Collected data:
--- Begin ---
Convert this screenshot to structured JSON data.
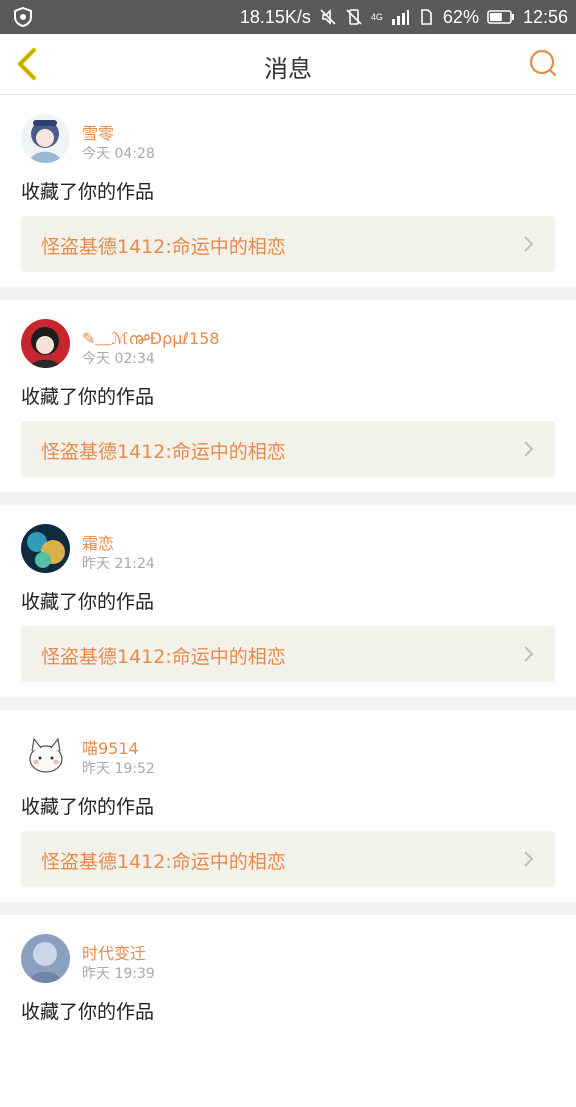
{
  "statusbar": {
    "speed": "18.15K/s",
    "network": "4G",
    "battery_percent": "62%",
    "battery_level": 0.62,
    "time": "12:56",
    "icons": [
      "shield-icon",
      "mute-icon",
      "vibrate-icon",
      "signal-icon",
      "sim-icon",
      "battery-icon"
    ]
  },
  "navbar": {
    "title": "消息",
    "back_icon": "chevron-left-icon",
    "search_icon": "search-icon",
    "accent": "#e98a4a",
    "back_color": "#e0c000"
  },
  "messages": [
    {
      "user": "雪零",
      "time": "今天 04:28",
      "action": "收藏了你的作品",
      "work": "怪盗基德1412:命运中的相恋"
    },
    {
      "user": "✎﹏ℳ൲Ðρμℓ158",
      "time": "今天 02:34",
      "action": "收藏了你的作品",
      "work": "怪盗基德1412:命运中的相恋"
    },
    {
      "user": "霜恋",
      "time": "昨天 21:24",
      "action": "收藏了你的作品",
      "work": "怪盗基德1412:命运中的相恋"
    },
    {
      "user": "喵9514",
      "time": "昨天 19:52",
      "action": "收藏了你的作品",
      "work": "怪盗基德1412:命运中的相恋"
    },
    {
      "user": "时代变迁",
      "time": "昨天 19:39",
      "action": "收藏了你的作品",
      "work": ""
    }
  ]
}
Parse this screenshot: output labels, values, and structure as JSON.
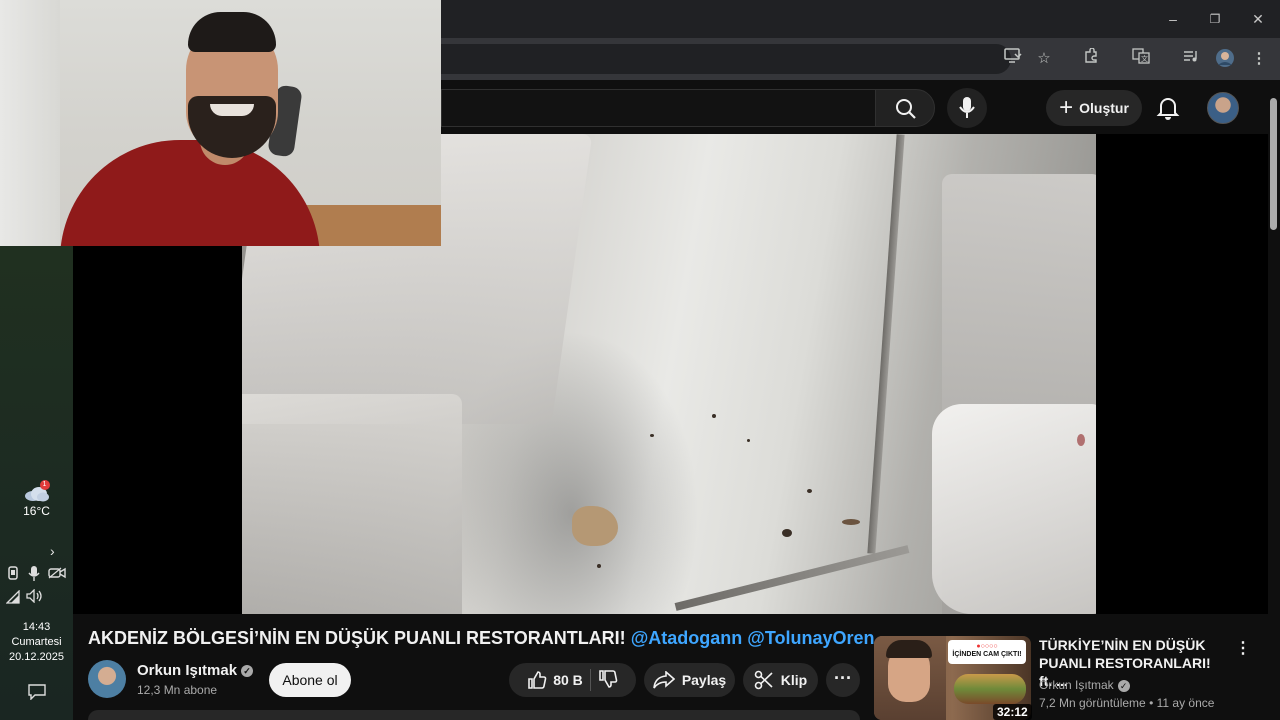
{
  "taskbar": {
    "weather": {
      "temp": "16°C",
      "badge": "1"
    },
    "clock": {
      "time": "14:43",
      "day": "Cumartesi",
      "date": "20.12.2025"
    }
  },
  "browser": {
    "window_controls": {
      "minimize": "–",
      "restore": "❐",
      "close": "✕"
    }
  },
  "youtube": {
    "masthead": {
      "create_label": "Oluştur"
    },
    "video": {
      "title_main": "AKDENİZ BÖLGESİ’NİN EN DÜŞÜK PUANLI RESTORANTLARI!",
      "mention_1": "@Atadogann",
      "mention_2": "@TolunayOren",
      "channel_name": "Orkun Işıtmak",
      "subscribers": "12,3 Mn abone",
      "subscribe_label": "Abone ol",
      "likes": "80 B",
      "share_label": "Paylaş",
      "clip_label": "Klip"
    },
    "suggested": {
      "title": "TÜRKİYE’NİN EN DÜŞÜK PUANLI RESTORANLARI! ft. ...",
      "channel": "Orkun Işıtmak",
      "meta": "7,2 Mn görüntüleme • 11 ay önce",
      "duration": "32:12",
      "thumb_caption": "İÇİNDEN CAM ÇIKTI!"
    }
  },
  "colors": {
    "mention": "#3ea6ff",
    "background": "#0f0f0f",
    "pill": "#272727"
  }
}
--- End ---
Direction: Pull every line containing the word "time" out of the material and copy it.

Solution to the exercise:
    "time": "12:56",
      "time": "今天 04:28",
      "time": "今天 02:34",
      "time": "昨天 21:24",
      "time": "昨天 19:52",
      "time": "昨天 19:39",
      "time": "14:43",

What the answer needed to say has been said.